**Problem statement:**
Please extract the article calling for a world assembly and reproduce it in full, word for word.

-- Begin Text block --

A Call For A World Assembly

By Mandell I. Ganchrow, M.D.

Since assuming the Presidency of the Orthodox Union nine months ago, I have had the honor of visiting a number of our communities within the United States; representing the OU in Israel, Russia and Belarus; and meeting or talking with the leaders of Jewish communities throughout the world.

It is now clear to me that the problems we are facing here in America, such as intermarriage and assimilation, are present throughout the world.  In some countries the sense of crisis is even more acute.

The most serious impediment to a resolution of these problems is the lack of communication within our broad worldwide Orthodox community.  We have failed to share our successful programs with one another.

Despite outstanding rabbinic and lay groups worldwide, there is little opportunity for us all to share our concerns and project our goals.

I believe the Orthodox Union must become the trend setter. We feel most qualified to coordinate this effort as we face these challenges together.

Since this past January, I have been corresponding with a number of world leaders regarding such an initiative.  More recently, I approached Israel’s Ministry of Religious Affairs and the World Zionist Organization’s Department of Leadership Development and Dor Hemshech on this matter as well.

-- End Text block --
-- Begin Record extracts --

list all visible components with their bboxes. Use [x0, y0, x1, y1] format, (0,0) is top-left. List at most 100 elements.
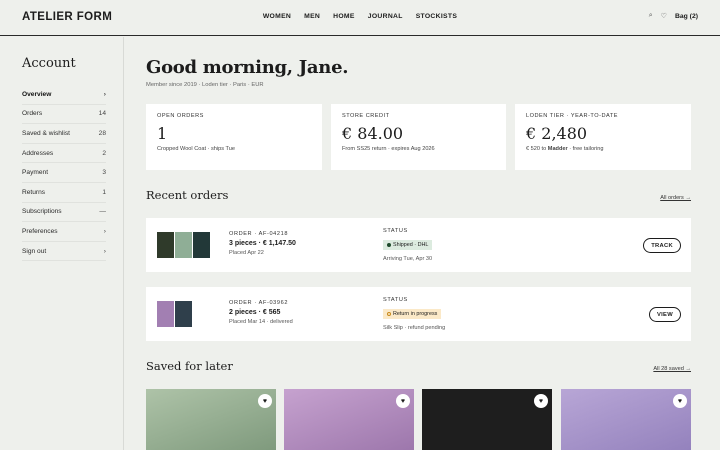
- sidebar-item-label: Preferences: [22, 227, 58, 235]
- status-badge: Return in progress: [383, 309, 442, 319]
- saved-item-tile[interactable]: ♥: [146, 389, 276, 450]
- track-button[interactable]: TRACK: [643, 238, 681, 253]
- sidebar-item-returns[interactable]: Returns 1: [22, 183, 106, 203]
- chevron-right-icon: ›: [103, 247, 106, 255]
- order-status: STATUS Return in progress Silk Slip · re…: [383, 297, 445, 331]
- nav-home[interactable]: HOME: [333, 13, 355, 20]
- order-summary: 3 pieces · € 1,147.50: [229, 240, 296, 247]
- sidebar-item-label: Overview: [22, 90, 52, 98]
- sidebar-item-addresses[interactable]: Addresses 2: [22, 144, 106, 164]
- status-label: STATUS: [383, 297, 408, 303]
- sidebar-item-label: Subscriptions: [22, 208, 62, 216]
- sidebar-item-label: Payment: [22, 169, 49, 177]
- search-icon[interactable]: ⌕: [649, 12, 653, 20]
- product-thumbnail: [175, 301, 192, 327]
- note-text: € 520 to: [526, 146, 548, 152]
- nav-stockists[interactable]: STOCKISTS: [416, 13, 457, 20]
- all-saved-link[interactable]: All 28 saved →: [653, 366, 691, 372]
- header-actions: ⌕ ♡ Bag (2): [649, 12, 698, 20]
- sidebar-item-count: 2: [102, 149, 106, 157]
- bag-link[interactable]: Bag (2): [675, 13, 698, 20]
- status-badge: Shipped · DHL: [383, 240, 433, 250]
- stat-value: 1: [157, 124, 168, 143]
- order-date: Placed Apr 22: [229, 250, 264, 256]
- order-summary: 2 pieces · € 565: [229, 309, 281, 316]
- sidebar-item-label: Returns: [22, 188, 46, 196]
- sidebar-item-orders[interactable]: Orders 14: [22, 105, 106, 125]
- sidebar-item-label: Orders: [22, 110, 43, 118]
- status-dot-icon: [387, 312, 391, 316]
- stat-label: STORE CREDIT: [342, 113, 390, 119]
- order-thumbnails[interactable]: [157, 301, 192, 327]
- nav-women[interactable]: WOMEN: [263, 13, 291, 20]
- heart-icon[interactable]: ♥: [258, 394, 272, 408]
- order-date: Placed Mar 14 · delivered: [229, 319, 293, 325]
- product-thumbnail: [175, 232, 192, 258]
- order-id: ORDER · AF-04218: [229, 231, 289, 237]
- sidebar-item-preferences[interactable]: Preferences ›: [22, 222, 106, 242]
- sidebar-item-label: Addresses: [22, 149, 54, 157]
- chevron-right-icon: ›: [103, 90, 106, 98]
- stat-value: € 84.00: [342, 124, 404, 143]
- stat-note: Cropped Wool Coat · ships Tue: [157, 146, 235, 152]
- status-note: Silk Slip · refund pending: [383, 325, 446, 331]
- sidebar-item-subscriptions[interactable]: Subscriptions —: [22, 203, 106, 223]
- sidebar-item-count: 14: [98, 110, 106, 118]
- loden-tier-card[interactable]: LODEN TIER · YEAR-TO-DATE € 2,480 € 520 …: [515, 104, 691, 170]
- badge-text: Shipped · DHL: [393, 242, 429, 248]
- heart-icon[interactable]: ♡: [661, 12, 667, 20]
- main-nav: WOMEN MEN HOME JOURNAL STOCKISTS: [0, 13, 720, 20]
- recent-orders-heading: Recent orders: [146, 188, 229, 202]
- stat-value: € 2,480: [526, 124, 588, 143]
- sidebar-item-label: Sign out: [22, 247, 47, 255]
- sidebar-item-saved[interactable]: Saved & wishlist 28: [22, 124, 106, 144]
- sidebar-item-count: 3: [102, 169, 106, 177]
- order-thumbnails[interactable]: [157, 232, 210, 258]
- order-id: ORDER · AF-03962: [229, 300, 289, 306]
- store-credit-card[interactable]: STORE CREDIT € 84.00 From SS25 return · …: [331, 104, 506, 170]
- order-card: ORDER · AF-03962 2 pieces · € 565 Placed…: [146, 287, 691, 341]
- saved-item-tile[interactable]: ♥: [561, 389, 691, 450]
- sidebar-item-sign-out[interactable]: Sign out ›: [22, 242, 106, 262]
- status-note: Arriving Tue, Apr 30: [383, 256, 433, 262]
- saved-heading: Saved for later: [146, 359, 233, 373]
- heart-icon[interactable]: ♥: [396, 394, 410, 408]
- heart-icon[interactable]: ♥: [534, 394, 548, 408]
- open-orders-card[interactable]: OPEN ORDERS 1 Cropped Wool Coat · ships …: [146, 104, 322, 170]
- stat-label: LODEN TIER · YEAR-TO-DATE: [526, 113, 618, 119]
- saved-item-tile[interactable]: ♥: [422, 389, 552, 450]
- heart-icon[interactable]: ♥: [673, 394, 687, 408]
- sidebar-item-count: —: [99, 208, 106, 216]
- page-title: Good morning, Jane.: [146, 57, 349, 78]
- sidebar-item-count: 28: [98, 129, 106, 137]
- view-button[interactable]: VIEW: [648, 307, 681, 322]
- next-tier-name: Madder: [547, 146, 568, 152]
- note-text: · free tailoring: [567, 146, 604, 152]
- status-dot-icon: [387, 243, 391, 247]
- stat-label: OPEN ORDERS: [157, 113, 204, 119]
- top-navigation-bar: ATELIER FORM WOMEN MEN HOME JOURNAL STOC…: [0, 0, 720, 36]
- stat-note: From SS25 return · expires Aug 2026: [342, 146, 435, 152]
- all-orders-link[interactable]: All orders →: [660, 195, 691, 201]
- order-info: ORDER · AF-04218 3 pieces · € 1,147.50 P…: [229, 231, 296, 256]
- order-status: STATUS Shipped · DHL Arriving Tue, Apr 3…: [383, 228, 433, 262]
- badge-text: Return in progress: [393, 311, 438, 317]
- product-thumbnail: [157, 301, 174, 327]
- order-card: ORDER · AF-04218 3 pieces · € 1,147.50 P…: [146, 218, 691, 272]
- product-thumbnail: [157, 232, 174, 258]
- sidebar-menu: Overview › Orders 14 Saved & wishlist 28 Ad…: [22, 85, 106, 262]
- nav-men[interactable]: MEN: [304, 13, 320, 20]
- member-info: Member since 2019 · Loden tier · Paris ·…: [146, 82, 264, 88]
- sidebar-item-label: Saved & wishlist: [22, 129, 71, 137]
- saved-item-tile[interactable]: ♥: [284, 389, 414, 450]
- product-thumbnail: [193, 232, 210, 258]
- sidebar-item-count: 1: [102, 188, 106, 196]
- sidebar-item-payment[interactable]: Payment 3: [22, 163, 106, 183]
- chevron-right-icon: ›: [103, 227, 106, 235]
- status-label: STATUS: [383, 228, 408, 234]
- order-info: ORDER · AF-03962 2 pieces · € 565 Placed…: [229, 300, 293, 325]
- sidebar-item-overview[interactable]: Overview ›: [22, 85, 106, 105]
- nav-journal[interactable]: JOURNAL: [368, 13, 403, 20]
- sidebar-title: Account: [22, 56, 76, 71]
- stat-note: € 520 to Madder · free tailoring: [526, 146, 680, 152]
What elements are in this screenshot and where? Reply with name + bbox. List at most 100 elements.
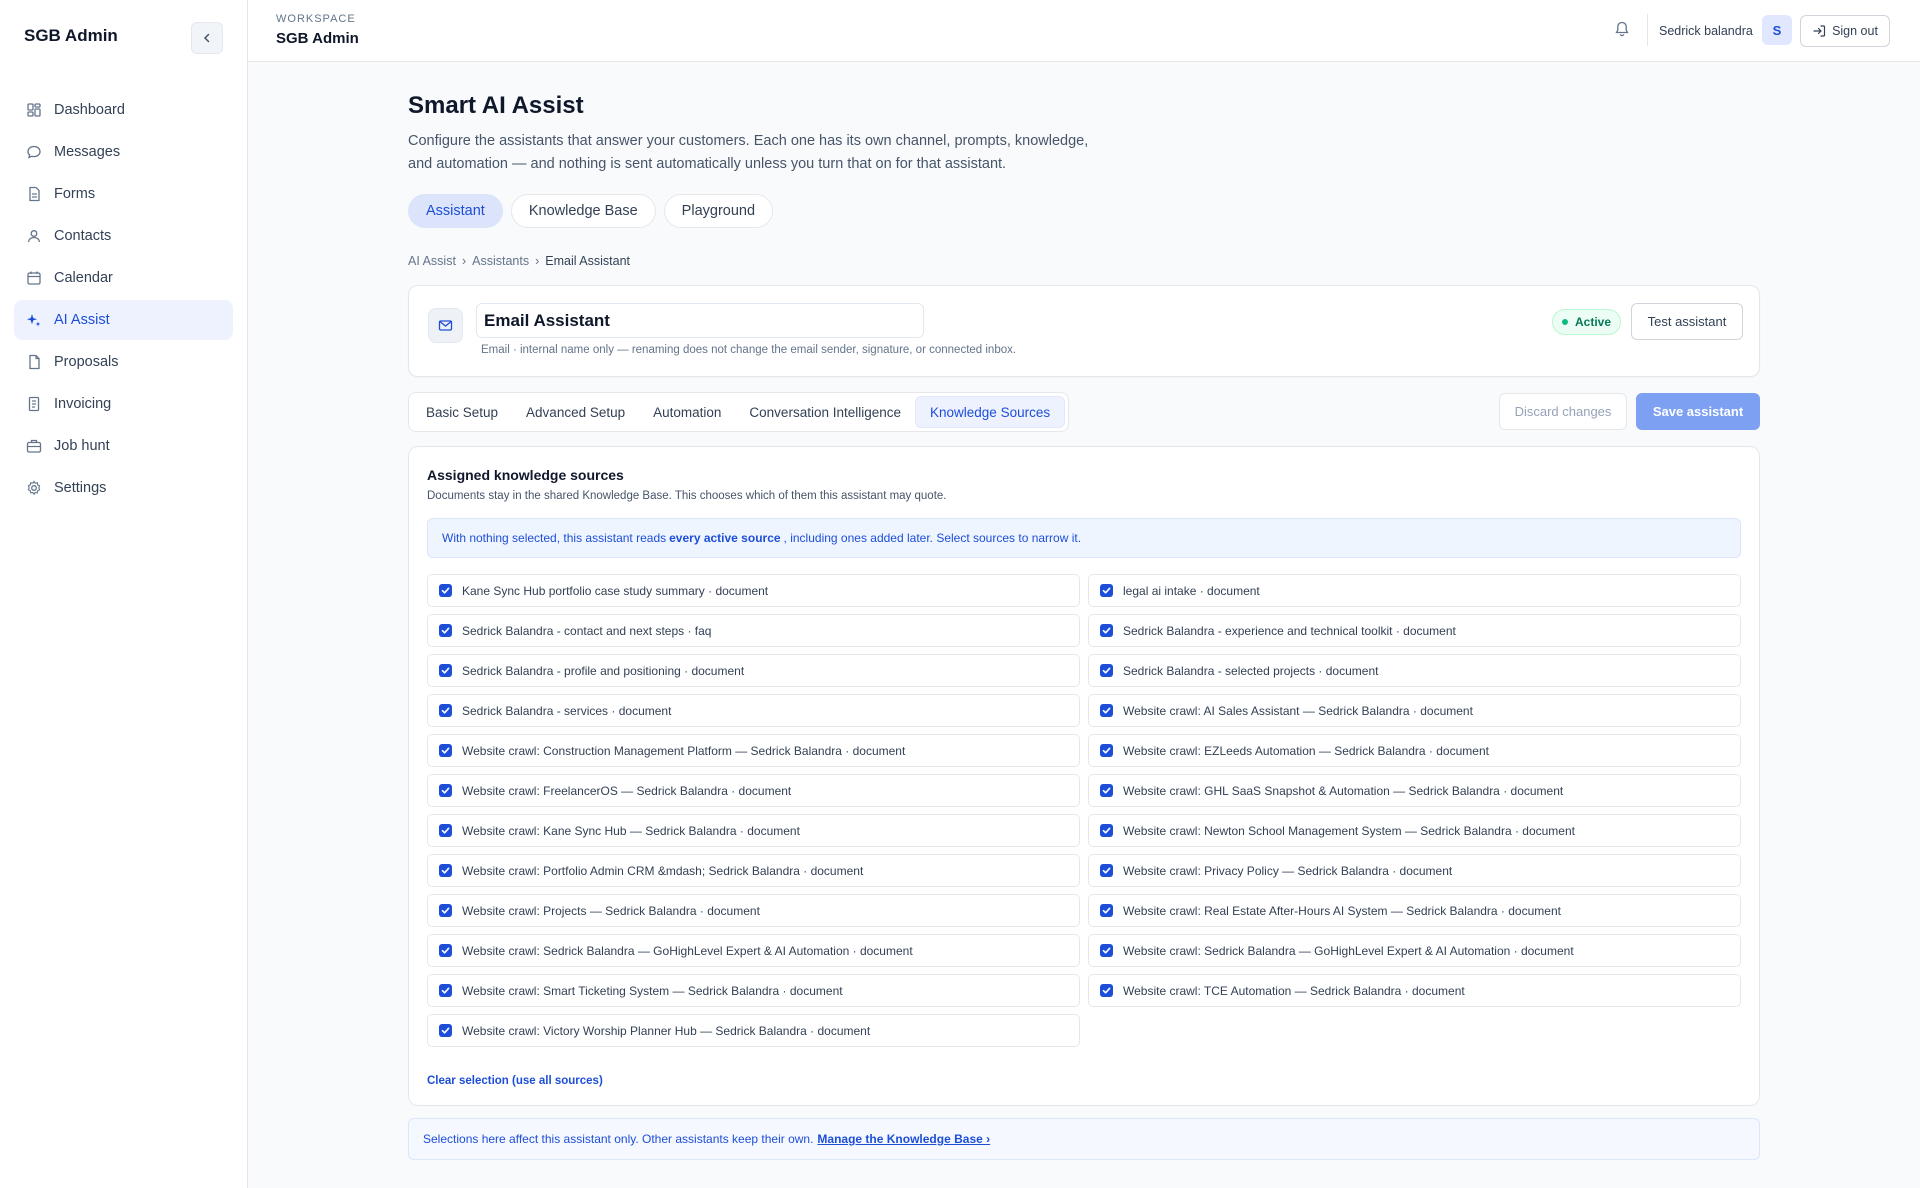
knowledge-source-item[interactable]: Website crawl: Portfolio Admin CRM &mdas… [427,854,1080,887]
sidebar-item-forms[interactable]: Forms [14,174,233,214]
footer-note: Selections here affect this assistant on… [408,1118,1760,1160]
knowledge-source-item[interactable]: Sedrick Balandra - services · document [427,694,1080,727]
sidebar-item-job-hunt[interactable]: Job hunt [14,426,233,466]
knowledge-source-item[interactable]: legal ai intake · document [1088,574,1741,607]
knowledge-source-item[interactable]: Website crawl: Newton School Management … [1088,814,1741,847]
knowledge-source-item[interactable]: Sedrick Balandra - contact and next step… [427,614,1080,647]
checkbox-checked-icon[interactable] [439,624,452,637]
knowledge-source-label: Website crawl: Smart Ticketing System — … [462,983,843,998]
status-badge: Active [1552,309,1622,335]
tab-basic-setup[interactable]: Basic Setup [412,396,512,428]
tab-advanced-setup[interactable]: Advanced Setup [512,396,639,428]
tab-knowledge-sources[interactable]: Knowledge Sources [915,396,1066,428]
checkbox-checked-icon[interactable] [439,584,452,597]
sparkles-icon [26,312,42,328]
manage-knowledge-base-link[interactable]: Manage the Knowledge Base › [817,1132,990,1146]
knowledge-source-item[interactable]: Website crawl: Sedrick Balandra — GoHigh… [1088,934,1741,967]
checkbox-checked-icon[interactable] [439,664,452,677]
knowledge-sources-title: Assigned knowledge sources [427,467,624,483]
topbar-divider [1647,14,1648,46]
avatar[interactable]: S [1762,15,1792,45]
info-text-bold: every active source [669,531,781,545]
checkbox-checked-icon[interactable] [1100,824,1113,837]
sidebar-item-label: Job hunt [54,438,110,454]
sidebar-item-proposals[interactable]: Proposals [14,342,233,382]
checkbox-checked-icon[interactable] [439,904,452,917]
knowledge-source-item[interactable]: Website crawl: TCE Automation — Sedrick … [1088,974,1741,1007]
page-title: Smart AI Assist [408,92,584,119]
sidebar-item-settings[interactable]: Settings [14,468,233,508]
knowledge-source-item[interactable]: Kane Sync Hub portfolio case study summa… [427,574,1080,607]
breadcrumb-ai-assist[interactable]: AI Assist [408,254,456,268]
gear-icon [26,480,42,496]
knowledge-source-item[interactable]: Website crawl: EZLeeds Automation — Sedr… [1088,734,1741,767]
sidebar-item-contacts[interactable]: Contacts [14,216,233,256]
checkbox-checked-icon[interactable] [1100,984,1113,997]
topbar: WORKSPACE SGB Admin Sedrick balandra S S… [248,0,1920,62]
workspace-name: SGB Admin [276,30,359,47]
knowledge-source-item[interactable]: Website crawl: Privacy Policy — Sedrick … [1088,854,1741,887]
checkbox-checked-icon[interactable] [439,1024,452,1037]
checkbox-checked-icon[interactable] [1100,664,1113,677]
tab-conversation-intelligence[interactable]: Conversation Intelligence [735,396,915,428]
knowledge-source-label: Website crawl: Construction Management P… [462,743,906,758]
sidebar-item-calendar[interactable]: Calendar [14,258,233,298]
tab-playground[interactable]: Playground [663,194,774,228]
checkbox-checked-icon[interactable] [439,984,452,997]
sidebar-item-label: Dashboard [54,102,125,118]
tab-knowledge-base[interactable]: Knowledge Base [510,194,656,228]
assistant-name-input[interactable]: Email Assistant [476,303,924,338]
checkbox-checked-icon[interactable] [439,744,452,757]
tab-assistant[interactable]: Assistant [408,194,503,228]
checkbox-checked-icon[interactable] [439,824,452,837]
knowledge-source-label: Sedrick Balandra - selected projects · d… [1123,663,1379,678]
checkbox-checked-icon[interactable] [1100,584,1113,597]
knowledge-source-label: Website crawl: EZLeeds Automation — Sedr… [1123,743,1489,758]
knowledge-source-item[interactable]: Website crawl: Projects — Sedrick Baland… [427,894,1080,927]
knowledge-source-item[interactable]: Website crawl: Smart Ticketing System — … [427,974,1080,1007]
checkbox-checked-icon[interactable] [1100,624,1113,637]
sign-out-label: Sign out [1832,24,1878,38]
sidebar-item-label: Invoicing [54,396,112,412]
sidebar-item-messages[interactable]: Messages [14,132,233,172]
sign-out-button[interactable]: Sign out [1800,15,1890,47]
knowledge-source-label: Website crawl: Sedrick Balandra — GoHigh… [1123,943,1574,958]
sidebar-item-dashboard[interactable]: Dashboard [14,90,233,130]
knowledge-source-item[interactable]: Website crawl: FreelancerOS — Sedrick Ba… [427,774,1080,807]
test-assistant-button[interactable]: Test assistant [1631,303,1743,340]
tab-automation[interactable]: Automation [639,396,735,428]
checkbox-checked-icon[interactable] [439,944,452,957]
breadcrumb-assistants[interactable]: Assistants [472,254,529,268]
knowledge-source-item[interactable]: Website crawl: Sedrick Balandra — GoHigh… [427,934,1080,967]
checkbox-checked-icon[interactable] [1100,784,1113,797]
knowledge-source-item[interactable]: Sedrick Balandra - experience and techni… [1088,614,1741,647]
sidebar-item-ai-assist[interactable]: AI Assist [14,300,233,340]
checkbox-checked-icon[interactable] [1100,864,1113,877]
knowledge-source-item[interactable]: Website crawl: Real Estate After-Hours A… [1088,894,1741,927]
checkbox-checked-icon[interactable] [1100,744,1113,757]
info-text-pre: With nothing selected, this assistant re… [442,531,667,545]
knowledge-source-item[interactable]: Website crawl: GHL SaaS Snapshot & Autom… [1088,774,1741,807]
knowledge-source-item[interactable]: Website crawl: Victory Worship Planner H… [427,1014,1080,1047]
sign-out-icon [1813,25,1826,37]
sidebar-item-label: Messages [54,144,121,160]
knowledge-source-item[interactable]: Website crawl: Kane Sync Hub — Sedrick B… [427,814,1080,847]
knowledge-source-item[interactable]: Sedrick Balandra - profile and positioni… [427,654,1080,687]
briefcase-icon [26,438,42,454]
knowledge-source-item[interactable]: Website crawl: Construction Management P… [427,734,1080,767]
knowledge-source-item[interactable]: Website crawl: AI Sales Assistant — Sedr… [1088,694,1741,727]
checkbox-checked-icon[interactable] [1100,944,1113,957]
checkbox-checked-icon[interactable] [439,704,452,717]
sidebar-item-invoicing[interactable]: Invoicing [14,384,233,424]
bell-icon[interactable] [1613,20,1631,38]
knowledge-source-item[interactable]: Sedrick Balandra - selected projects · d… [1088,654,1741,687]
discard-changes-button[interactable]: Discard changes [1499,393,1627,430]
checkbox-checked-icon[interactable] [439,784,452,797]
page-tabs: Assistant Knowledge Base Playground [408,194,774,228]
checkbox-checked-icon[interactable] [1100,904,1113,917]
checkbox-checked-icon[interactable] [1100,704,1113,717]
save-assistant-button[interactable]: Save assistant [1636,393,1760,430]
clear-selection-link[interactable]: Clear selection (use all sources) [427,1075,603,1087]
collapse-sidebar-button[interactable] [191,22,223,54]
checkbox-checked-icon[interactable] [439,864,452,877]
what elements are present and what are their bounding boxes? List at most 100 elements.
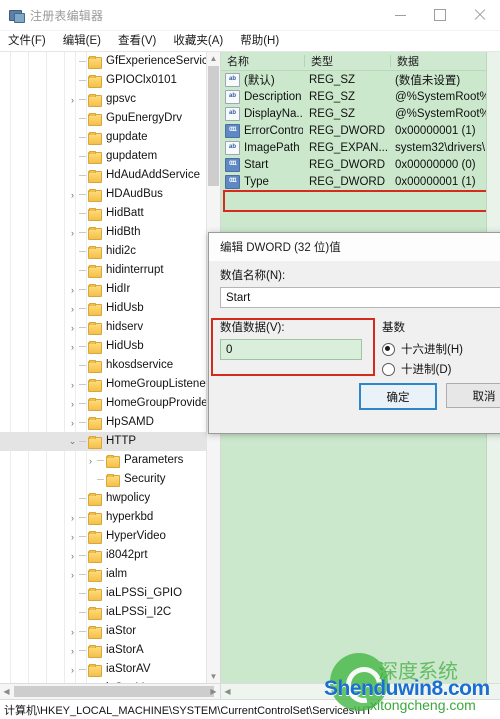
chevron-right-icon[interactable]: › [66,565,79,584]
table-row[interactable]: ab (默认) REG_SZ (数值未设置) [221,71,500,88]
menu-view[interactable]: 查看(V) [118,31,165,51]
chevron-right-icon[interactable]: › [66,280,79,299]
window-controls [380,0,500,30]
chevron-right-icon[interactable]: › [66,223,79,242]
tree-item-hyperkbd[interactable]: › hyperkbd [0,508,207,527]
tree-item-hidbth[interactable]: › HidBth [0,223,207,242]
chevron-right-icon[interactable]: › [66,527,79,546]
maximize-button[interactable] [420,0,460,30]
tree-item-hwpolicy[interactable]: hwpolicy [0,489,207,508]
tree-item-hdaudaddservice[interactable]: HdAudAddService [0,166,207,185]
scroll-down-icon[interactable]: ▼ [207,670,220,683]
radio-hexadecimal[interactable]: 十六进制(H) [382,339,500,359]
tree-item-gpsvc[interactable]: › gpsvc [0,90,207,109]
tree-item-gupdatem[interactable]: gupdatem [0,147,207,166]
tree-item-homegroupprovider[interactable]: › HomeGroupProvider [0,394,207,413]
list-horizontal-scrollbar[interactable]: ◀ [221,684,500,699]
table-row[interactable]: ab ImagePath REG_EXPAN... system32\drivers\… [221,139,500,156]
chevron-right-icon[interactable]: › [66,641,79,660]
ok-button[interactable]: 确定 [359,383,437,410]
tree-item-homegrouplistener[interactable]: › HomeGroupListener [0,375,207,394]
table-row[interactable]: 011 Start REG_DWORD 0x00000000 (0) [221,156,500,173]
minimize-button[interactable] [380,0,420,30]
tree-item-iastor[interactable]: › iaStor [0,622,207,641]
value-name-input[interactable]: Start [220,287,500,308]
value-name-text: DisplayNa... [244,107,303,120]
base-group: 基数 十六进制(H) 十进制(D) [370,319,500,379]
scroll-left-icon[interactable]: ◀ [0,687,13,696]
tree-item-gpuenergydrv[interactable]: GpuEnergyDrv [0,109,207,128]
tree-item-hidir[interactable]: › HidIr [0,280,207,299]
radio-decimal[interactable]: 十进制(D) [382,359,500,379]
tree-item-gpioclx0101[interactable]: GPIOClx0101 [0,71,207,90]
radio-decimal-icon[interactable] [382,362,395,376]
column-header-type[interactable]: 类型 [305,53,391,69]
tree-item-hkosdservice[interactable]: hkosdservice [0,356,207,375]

-- End Record extracts --

**Response to the task:**
A Call For A World Assembly

By Mandell I. Ganchrow, M.D.

Since assuming the Presidency of the Orthodox Union nine months ago, I have had the honor of visiting a number of our communities within the United States; representing the OU in Israel, Russia and Belarus; and meeting or talking with the leaders of Jewish communities throughout the world.

It is now clear to me that the problems we are facing here in America, such as intermarriage and assimilation, are present throughout the world.  In some countries the sense of crisis is even more acute.

The most serious impediment to a resolution of these problems is the lack of communication within our broad worldwide Orthodox community.  We have failed to share our successful programs with one another.

Despite outstanding rabbinic and lay groups worldwide, there is little opportunity for us all to share our concerns and project our goals.

I believe the Orthodox Union must become the trend setter. We feel most qualified to coordinate this effort as we face these challenges together.

Since this past January, I have been corresponding with a number of world leaders regarding such an initiative.  More recently, I approached Israel’s Ministry of Religious Affairs and the World Zionist Organization’s Department of Leadership Development and Dor Hemshech on this matter as well.